▶ **Exercise requirements**
1. In the post about database slowdowns, how many connected users bring on the extreme load?
2. Return the part of the post about database slowdowns from "Here are some" up to and including "USAGE (except WAL)".

▶ **Provided passage**

2005-03-28 Thread Patrick Hatcher




Pg:  7.4.5
RH 7.3
Raid 0+1  (200G 15k RPM)
Quad Xeon
8G ram

95% Read-only
5% - read-write

I'm experiencing extreme load issues on my machine anytime I have more than
40 users connected to the database.  The majority of the users appear to be
in an idle state according TOP, but if more than3 or more queries are ran
the system slows to a crawl. The queries don't appear to the root cause
because they run fine when the load drops.  I also doing routine vacuuming
on the tables.

Is there some place I need to start looking for the issues bogging down the
server?


Here are some of my settings.  I can provide more as needed:


cat /proc/sys/kernel/shmmax
175013888

max_connections = 100

#---
# RESOURCE USAGE (except WAL)

▶ **Records provided**
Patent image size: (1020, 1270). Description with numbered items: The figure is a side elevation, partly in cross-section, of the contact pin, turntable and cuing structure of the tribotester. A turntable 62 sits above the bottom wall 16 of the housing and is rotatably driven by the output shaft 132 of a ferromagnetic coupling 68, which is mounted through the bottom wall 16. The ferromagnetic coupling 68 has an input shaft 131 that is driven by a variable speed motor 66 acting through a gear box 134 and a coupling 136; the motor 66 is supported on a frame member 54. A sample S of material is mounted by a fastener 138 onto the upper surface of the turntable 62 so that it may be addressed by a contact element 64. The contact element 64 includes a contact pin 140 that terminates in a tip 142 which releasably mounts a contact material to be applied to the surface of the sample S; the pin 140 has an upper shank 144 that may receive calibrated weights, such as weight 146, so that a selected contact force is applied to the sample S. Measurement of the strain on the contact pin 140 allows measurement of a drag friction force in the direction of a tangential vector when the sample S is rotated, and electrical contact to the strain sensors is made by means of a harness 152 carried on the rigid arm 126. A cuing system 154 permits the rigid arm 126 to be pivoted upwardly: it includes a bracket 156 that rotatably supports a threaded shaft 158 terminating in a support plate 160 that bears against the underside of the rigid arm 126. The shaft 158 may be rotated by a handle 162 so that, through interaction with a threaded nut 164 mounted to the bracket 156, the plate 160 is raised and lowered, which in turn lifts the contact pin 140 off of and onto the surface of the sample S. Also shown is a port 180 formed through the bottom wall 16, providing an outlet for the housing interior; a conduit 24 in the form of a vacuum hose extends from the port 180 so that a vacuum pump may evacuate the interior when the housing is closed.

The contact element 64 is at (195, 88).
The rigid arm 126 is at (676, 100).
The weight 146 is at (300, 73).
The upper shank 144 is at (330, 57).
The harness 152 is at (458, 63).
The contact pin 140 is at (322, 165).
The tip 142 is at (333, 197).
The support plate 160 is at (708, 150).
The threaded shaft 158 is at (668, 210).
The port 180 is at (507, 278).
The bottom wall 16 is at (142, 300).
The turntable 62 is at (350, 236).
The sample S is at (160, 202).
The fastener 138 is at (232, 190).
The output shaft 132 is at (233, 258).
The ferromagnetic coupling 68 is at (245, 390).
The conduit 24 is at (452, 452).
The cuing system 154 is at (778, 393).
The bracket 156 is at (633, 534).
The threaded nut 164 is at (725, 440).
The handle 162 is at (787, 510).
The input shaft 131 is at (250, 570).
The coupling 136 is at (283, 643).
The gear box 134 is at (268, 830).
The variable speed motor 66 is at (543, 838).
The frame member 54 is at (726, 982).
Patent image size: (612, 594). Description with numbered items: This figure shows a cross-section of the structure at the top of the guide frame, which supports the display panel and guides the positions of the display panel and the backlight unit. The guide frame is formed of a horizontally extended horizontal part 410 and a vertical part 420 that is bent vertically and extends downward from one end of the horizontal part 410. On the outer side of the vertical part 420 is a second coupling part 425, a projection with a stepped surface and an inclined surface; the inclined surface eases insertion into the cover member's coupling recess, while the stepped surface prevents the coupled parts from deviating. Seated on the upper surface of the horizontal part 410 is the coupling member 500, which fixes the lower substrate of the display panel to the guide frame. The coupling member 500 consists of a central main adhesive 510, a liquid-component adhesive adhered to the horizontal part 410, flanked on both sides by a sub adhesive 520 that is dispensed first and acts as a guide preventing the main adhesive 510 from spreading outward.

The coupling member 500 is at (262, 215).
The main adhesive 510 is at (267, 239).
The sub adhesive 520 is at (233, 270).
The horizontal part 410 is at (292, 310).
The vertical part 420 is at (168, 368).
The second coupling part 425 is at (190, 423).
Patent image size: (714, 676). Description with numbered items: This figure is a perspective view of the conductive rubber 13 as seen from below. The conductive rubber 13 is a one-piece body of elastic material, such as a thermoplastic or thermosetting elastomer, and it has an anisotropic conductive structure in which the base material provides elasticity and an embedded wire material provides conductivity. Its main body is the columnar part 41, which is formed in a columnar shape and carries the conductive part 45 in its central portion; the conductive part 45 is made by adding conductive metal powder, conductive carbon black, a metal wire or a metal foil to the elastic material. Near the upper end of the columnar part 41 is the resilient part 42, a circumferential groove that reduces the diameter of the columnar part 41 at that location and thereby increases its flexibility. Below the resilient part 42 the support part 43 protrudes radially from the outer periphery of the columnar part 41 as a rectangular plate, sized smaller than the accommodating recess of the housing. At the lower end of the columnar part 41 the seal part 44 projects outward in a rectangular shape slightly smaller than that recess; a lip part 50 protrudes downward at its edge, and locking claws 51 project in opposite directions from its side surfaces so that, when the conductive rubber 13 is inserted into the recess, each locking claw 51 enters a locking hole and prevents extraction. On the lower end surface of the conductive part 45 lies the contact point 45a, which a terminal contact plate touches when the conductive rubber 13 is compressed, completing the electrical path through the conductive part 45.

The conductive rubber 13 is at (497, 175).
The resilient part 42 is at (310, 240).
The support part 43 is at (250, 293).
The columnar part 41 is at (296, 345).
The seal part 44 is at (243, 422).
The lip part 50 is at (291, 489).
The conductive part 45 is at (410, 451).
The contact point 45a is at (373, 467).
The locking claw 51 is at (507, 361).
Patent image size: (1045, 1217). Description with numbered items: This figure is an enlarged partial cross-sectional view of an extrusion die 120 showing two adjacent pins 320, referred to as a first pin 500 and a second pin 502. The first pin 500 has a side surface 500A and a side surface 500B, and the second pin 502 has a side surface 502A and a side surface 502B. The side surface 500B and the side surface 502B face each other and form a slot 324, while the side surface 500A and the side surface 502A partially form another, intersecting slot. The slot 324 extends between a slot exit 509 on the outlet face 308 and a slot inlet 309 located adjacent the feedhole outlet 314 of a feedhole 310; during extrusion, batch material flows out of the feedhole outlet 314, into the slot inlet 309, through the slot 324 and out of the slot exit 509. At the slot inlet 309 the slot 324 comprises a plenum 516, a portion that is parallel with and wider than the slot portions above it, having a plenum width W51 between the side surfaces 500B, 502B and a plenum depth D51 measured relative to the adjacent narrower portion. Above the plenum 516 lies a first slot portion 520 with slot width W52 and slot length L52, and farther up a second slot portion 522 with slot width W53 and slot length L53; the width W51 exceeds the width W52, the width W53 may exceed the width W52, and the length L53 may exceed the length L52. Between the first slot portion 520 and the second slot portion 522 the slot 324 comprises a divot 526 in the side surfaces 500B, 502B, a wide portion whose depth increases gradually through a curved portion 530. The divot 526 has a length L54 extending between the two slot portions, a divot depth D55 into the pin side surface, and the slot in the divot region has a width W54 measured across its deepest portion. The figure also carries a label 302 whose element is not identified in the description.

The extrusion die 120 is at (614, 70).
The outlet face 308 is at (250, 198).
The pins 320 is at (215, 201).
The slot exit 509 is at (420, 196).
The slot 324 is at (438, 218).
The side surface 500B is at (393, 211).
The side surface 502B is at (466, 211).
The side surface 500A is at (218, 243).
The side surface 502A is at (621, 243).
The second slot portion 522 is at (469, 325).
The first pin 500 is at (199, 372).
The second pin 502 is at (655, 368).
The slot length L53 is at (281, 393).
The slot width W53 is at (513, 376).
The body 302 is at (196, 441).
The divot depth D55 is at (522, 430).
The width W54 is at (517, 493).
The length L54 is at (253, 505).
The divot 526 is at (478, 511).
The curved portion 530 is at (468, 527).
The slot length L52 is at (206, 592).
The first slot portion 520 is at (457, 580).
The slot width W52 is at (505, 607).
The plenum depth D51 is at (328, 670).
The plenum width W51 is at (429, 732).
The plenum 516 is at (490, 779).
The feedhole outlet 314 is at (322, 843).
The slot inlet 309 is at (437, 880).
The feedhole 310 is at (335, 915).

▶ **Answers**
1. More than 40 users.

2.
Here are some of my settings.  I can provide more as needed:


cat /proc/sys/kernel/shmmax
175013888

max_connections = 100

#---
# RESOURCE USAGE (except WAL)